[Records contained in a dataset]
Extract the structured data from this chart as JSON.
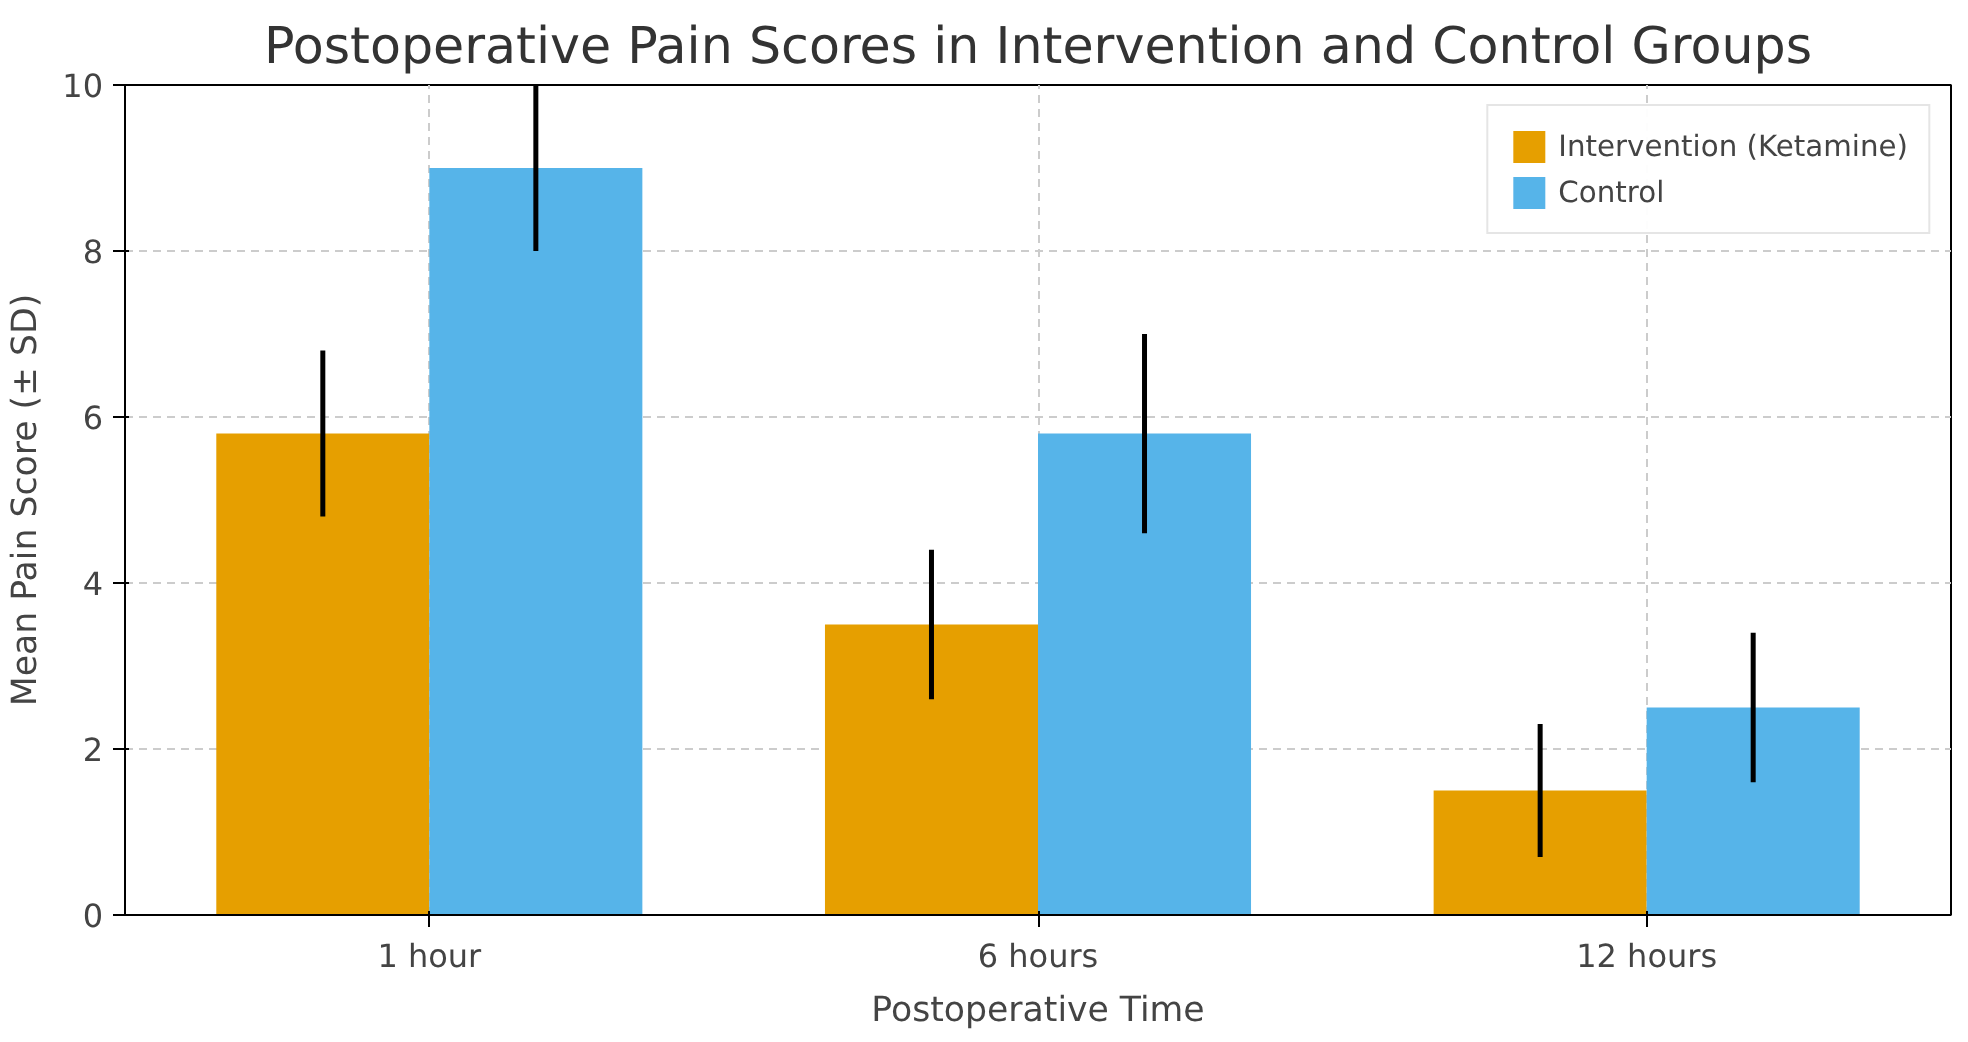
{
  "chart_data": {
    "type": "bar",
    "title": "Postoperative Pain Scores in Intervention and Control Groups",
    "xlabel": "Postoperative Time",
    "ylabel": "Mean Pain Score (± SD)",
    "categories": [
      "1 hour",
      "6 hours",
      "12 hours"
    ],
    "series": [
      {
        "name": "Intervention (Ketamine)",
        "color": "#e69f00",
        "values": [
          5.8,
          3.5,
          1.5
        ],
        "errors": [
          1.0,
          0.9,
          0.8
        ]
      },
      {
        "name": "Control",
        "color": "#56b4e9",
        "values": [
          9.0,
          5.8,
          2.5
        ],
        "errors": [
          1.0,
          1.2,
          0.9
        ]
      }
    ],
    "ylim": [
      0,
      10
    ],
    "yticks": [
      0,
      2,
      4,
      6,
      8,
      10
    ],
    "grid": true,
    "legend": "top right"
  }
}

==

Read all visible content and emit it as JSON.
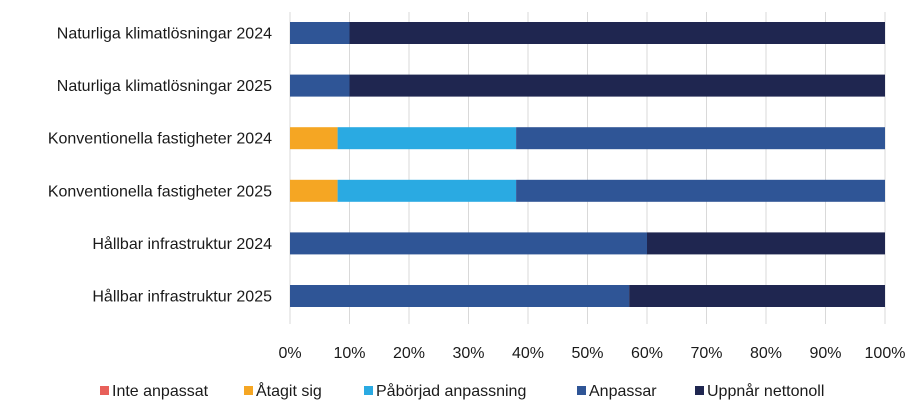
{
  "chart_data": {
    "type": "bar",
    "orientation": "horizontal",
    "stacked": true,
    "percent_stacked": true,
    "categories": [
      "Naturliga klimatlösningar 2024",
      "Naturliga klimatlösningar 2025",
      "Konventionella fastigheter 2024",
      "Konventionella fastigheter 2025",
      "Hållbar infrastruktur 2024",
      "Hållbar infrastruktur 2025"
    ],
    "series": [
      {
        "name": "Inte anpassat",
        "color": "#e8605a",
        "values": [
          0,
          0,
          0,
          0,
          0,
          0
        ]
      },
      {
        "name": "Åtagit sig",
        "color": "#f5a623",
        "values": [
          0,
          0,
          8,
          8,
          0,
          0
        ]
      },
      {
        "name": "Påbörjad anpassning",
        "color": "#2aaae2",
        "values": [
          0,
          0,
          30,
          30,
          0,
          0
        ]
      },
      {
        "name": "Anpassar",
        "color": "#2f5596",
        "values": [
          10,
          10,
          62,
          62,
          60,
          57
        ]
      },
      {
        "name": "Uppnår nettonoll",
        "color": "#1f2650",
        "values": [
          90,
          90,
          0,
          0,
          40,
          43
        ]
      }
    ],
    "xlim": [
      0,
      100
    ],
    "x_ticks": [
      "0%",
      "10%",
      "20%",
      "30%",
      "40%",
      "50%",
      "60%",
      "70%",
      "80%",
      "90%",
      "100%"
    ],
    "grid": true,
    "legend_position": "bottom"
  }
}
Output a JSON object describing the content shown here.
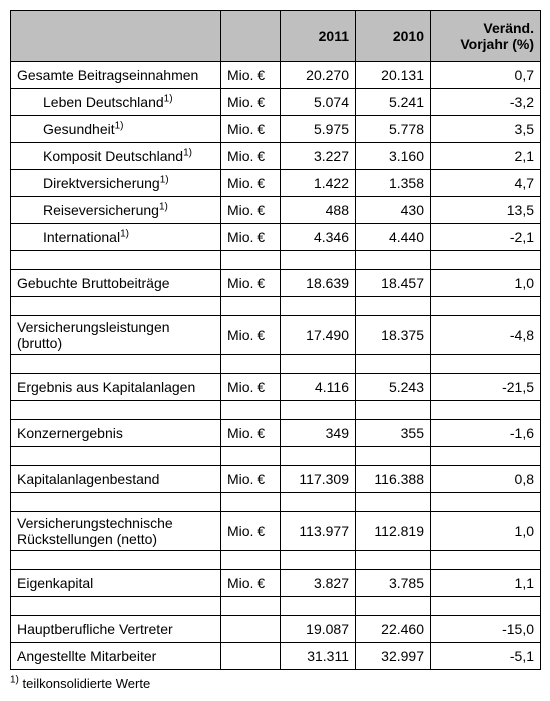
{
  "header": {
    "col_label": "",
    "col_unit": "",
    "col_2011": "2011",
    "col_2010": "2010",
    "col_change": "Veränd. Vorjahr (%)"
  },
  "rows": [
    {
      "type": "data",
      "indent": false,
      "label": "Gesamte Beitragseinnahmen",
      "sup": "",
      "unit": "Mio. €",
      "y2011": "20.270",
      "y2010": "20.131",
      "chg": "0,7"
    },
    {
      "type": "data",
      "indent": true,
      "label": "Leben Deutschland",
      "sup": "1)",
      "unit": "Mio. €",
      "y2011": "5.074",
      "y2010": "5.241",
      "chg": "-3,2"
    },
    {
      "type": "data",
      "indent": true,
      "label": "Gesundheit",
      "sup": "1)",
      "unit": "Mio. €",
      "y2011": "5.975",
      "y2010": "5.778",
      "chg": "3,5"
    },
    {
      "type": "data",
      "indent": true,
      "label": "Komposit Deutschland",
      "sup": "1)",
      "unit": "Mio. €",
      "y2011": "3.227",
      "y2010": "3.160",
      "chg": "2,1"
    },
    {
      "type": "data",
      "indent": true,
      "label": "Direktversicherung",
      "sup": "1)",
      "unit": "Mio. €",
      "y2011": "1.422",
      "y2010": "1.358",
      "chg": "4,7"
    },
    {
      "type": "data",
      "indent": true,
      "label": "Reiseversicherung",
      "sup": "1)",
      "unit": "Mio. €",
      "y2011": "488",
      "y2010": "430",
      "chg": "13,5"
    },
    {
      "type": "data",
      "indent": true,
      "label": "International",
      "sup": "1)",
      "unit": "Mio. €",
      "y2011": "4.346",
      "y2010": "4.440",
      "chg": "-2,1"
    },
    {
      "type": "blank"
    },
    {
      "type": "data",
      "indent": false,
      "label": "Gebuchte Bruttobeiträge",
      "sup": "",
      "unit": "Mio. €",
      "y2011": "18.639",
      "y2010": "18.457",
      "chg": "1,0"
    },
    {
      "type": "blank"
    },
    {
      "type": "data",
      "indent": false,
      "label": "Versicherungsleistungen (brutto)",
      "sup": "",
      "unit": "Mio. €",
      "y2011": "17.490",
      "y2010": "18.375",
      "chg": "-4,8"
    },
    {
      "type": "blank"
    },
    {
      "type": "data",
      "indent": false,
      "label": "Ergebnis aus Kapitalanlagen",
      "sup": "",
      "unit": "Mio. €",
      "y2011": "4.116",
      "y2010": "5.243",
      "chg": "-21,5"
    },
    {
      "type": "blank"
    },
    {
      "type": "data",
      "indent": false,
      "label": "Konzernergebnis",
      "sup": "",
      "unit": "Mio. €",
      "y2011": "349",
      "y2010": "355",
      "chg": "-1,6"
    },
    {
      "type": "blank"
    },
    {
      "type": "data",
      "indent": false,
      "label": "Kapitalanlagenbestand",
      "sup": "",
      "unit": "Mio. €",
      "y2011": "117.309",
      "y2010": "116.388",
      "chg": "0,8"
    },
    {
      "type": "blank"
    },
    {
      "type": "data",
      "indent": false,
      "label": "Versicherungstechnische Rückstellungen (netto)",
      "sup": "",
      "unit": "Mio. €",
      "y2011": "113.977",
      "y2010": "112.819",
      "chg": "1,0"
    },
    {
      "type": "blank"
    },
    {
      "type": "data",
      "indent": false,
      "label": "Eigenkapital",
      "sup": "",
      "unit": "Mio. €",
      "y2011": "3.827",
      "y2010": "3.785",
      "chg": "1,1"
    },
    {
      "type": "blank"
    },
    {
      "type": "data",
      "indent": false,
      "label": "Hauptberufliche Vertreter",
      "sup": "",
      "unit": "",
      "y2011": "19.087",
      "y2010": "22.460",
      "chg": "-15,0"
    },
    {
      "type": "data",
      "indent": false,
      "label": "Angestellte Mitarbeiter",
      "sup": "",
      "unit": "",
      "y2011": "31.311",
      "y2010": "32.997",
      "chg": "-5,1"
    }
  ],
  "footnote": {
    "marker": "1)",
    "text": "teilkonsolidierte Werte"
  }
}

Required work: In the entries above, find lines with "Pain" and copy each.

Task response:
    "title": "Postoperative Pain Scores in Intervention and Control Groups",
    "ylabel": "Mean Pain Score (± SD)",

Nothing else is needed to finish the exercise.